## Text
────
Search code examples
pythondatasetcorrelation

How can I find a correlation coefficient between 2 datasets?


I am trying to find a way to get a correlation coefficient for two datasets. Such that I have dataset A, a table holding (x,y) values thats pertain to a part of the bodies movements over a set of frames. Dataset B is a different table of (x,y) values for a different body part. I want to compare the two tables of values to get the correlation coefficient,

I have tried to compare the x1,x2 as (x,y) for the correlation coefficient but this is not a valid way of finding such correlation and feel there has to be some program, application, or calculation that I can use to find this correlation coefficient.
────
## Listed entries
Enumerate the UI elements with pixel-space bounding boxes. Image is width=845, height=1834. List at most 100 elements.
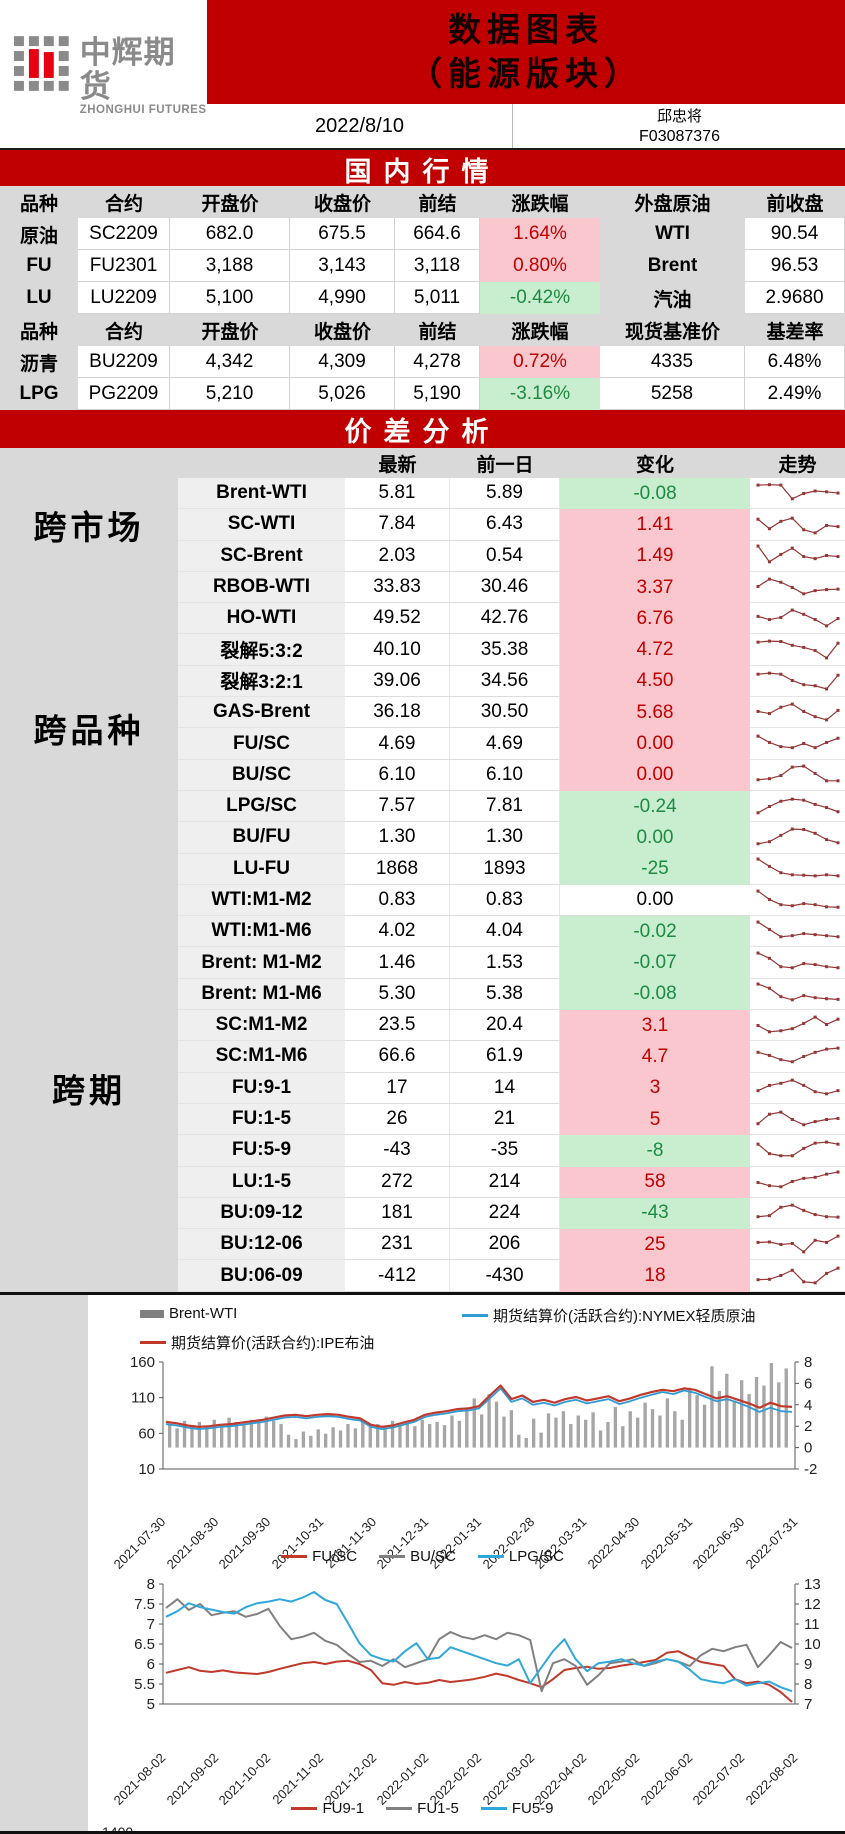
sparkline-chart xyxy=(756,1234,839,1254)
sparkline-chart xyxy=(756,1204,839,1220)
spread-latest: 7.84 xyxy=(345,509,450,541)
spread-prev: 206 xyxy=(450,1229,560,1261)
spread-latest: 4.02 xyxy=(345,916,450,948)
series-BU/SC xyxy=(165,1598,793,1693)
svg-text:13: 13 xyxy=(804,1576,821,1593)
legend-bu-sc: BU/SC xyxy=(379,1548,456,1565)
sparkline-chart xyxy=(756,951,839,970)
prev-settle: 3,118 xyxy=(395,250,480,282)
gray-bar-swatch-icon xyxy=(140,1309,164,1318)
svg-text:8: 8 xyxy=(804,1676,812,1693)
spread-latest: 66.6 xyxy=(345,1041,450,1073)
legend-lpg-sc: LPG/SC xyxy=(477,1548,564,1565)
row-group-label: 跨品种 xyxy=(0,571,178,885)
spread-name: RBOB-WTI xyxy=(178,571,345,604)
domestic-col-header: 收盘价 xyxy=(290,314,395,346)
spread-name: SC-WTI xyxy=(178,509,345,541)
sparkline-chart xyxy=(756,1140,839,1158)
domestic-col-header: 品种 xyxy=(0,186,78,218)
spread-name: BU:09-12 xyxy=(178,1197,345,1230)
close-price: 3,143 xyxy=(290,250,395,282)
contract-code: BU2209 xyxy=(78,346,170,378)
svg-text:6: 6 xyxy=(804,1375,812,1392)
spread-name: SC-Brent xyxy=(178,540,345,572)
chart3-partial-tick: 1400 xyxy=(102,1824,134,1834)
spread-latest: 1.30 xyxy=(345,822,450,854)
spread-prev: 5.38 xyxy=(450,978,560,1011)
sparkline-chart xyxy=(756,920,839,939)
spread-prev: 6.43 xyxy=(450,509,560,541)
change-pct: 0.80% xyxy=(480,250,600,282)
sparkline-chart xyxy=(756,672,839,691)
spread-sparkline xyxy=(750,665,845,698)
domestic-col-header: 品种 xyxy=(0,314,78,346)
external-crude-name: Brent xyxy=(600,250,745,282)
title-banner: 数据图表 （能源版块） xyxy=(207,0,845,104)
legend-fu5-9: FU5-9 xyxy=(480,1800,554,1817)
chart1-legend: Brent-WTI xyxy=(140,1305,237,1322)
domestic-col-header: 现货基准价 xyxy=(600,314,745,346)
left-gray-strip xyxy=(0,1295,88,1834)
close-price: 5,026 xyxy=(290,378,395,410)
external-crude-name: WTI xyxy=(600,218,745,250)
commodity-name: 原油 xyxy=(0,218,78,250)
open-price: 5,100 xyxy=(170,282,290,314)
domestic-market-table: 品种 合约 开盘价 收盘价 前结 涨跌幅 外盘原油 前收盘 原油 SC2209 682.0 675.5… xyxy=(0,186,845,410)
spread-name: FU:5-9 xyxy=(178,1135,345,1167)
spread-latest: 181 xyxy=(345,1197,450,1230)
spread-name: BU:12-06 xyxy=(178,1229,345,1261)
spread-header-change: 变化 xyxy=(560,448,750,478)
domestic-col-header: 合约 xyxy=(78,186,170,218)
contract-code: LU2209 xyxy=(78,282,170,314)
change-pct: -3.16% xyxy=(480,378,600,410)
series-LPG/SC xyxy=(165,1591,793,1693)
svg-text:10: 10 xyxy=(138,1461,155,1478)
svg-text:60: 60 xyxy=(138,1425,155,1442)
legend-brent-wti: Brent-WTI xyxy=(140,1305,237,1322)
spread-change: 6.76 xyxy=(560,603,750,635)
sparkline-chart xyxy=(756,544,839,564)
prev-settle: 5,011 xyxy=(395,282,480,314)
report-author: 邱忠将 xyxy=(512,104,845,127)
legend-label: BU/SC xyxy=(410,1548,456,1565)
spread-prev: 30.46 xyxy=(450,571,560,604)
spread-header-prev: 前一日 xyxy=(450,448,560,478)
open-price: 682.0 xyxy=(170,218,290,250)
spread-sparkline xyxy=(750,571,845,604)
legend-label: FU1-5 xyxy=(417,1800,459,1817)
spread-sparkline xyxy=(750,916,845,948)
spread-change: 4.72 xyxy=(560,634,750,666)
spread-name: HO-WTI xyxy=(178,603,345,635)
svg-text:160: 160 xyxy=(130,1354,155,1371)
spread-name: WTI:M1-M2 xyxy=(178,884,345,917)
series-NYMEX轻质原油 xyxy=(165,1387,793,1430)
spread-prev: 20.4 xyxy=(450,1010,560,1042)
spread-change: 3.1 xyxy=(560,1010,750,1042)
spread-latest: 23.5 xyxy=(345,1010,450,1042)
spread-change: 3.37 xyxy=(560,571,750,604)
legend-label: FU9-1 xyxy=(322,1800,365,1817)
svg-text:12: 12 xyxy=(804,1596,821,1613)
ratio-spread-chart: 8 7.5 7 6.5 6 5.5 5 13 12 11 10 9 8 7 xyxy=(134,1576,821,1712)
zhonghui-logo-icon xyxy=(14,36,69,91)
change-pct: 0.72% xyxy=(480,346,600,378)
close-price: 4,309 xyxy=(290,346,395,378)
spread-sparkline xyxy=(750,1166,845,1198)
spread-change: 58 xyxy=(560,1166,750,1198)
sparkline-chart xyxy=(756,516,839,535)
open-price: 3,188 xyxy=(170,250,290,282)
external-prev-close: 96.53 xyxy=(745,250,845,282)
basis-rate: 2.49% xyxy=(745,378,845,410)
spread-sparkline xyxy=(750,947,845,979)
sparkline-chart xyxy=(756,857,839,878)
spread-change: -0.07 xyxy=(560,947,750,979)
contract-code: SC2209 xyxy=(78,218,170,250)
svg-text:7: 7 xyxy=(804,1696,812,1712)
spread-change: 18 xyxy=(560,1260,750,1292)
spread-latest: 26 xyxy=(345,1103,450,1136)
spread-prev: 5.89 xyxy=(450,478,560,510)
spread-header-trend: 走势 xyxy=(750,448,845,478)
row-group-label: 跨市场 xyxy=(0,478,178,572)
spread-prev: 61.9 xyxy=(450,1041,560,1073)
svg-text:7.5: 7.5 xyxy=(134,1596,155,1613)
────
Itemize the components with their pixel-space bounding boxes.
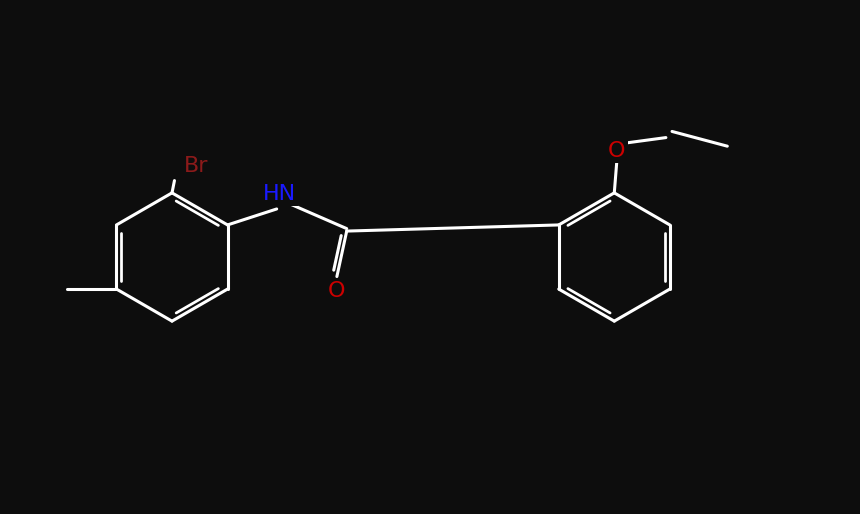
────
## Written exercise 1
Please rewrite the correlation question from "I am trying" to "this correlation coefficient.", putting "time steps" in place of "frames".
## Written exercise 2
According to the correlation question, what does Dataset B hold?

## Problem solution 1
I am trying to find a way to get a correlation coefficient for two datasets. Such that I have dataset A, a table holding (x,y) values thats pertain to a part of the bodies movements over a set of time steps. Dataset B is a different table of (x,y) values for a different body part. I want to compare the two tables of values to get the correlation coefficient,

I have tried to compare the x1,x2 as (x,y) for the correlation coefficient but this is not a valid way of finding such correlation and feel there has to be some program, application, or calculation that I can use to find this correlation coefficient.

## Problem solution 2
A different table of (x,y) values for a different body part.